> [Exercise requirements]:
Output every entry exactly as written, skipping any pictures.

> [Provided records]:
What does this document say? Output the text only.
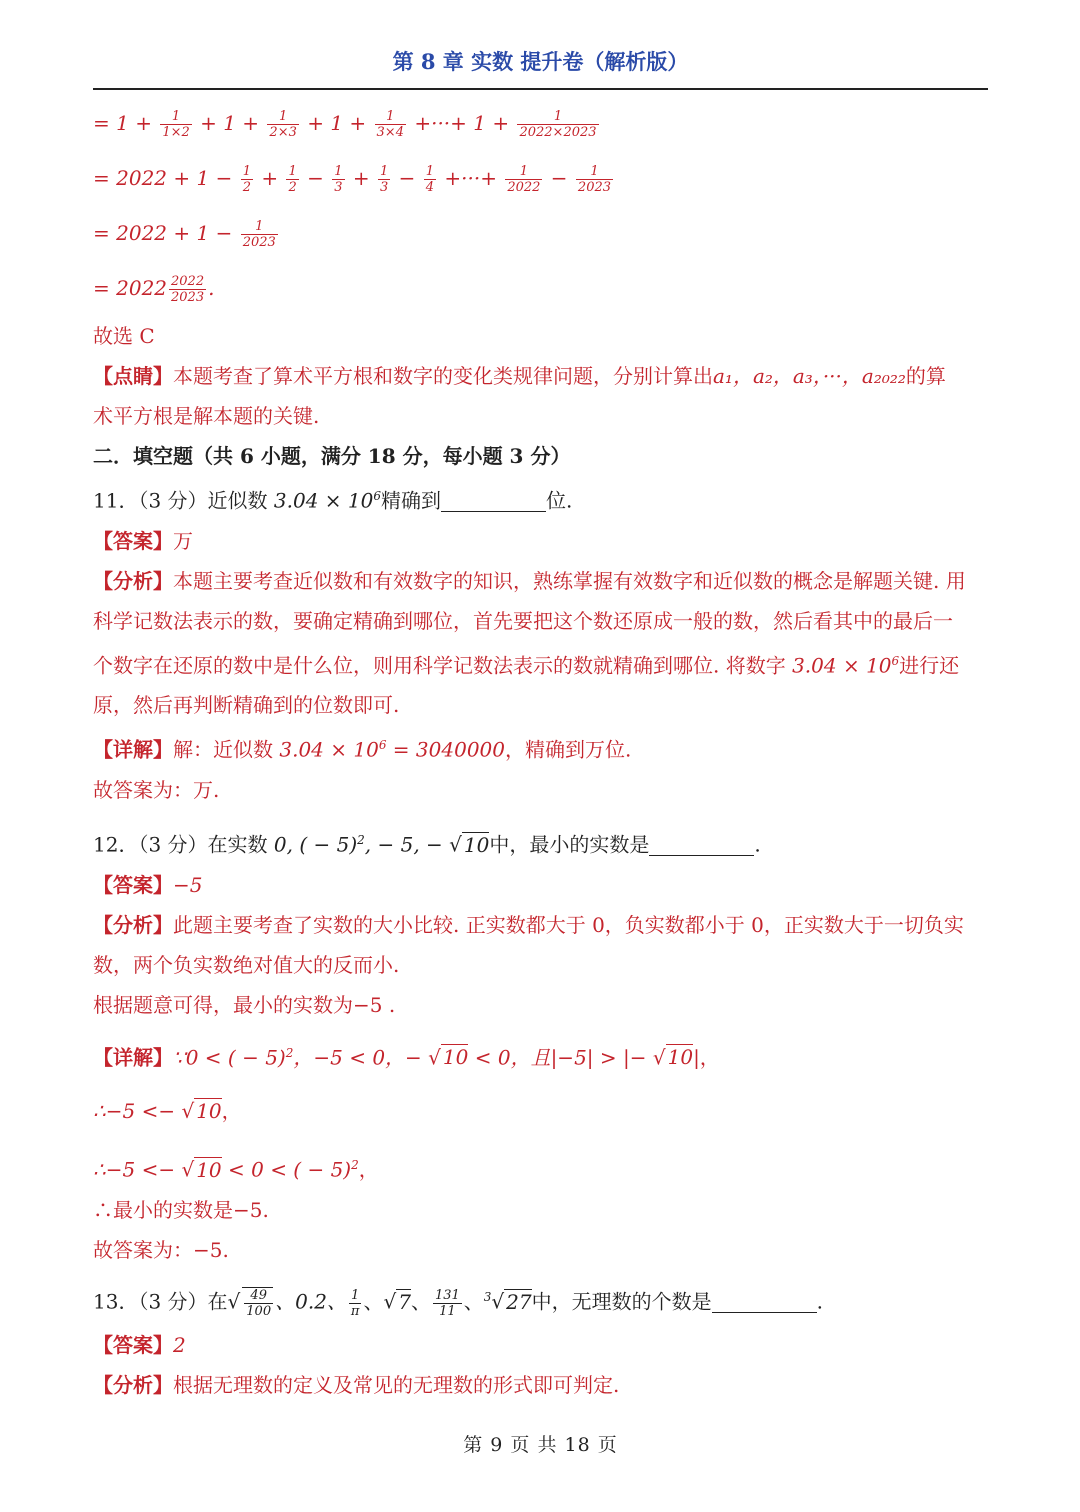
第 8 章 实数 提升卷（解析版）
= $1 + \frac{1}{1\times 2} + 1 + \frac{1}{2\times 3} + 1 + \frac{1}{3\times 4}$ +···+ $1 + \frac{1}{2022\times 2023}$
= $2022 + 1 - \frac{1}{2} + \frac{1}{2} - \frac{1}{3} + \frac{1}{3} - \frac{1}{4}$ +···+ $\frac{1}{2022} - \frac{1}{2023}$
= $2022 + 1 - \frac{1}{2023}$
= $2022 \frac{2022}{2023}$ .
故选 C
【点睛】本题考查了算术平方根和数字的变化类规律问题，分别计算出a₁，a₂，a₃，···，a₂₀₂₂的算
术平方根是解本题的关键.
二．填空题（共 6 小题，满分 18 分，每小题 3 分）
11．（3 分）近似数 $3.04 \times 10^6$精确到	位.
【答案】万
【分析】本题主要考查近似数和有效数字的知识，熟练掌握有效数字和近似数的概念是解题关键. 用
科学记数法表示的数，要确定精确到哪位，首先要把这个数还原成一般的数，然后看其中的最后一
个数字在还原的数中是什么位，则用科学记数法表示的数就精确到哪位. 将数字 $3.04 \times 10^6$进行还
原，然后再判断精确到的位数即可.
【详解】解：近似数 $3.04 \times 10^6 = 3040000$，精确到万位.
故答案为：万.
12．（3 分）在实数 0, ( − 5)$^2$, − 5, − √ 10中，最小的实数是	.
【答案】−5
【分析】此题主要考查了实数的大小比较. 正实数都大于 0，负实数都小于 0，正实数大于一切负实
数，两个负实数绝对值大的反而小.
根据题意可得，最小的实数为−5 .
【详解】∵0 < ( − 5)$^2$，−5 < 0，− √ 10 < 0，且|−5| > |− √ 10|，
∴−5 <− √ 10，
∴−5 <− √ 10 < 0 < ( − 5)$^2$，
∴最小的实数是−5.
故答案为：−5.
13．（3 分）在√ $\frac{49}{100}$ 、0.2、 $\frac{1}{\pi}$ 、√ 7、 $\frac{131}{11}$ 、$^3$√ 27中，无理数的个数是	.
【答案】2
【分析】根据无理数的定义及常见的无理数的形式即可判定.
第 9 页 共 18 页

> [Reply to the task]:
What does this document say? Output the text only.
第 8 章 实数 提升卷（解析版）
= $1 + \frac{1}{1\times 2} + 1 + \frac{1}{2\times 3} + 1 + \frac{1}{3\times 4}$ +···+ $1 + \frac{1}{2022\times 2023}$
= $2022 + 1 - \frac{1}{2} + \frac{1}{2} - \frac{1}{3} + \frac{1}{3} - \frac{1}{4}$ +···+ $\frac{1}{2022} - \frac{1}{2023}$
= $2022 + 1 - \frac{1}{2023}$
= $2022 \frac{2022}{2023}$ .
故选 C
【点睛】本题考查了算术平方根和数字的变化类规律问题，分别计算出a₁，a₂，a₃，···，a₂₀₂₂的算
术平方根是解本题的关键.
二．填空题（共 6 小题，满分 18 分，每小题 3 分）
11．（3 分）近似数 $3.04 \times 10^6$精确到	位.
【答案】万
【分析】本题主要考查近似数和有效数字的知识，熟练掌握有效数字和近似数的概念是解题关键. 用
科学记数法表示的数，要确定精确到哪位，首先要把这个数还原成一般的数，然后看其中的最后一
个数字在还原的数中是什么位，则用科学记数法表示的数就精确到哪位. 将数字 $3.04 \times 10^6$进行还
原，然后再判断精确到的位数即可.
【详解】解：近似数 $3.04 \times 10^6 = 3040000$，精确到万位.
故答案为：万.
12．（3 分）在实数 0, ( − 5)$^2$, − 5, − √ 10中，最小的实数是	.
【答案】−5
【分析】此题主要考查了实数的大小比较. 正实数都大于 0，负实数都小于 0，正实数大于一切负实
数，两个负实数绝对值大的反而小.
根据题意可得，最小的实数为−5 .
【详解】∵0 < ( − 5)$^2$，−5 < 0，− √ 10 < 0，且|−5| > |− √ 10|，
∴−5 <− √ 10，
∴−5 <− √ 10 < 0 < ( − 5)$^2$，
∴最小的实数是−5.
故答案为：−5.
13．（3 分）在√ $\frac{49}{100}$ 、0.2、 $\frac{1}{\pi}$ 、√ 7、 $\frac{131}{11}$ 、$^3$√ 27中，无理数的个数是	.
【答案】2
【分析】根据无理数的定义及常见的无理数的形式即可判定.
第 9 页 共 18 页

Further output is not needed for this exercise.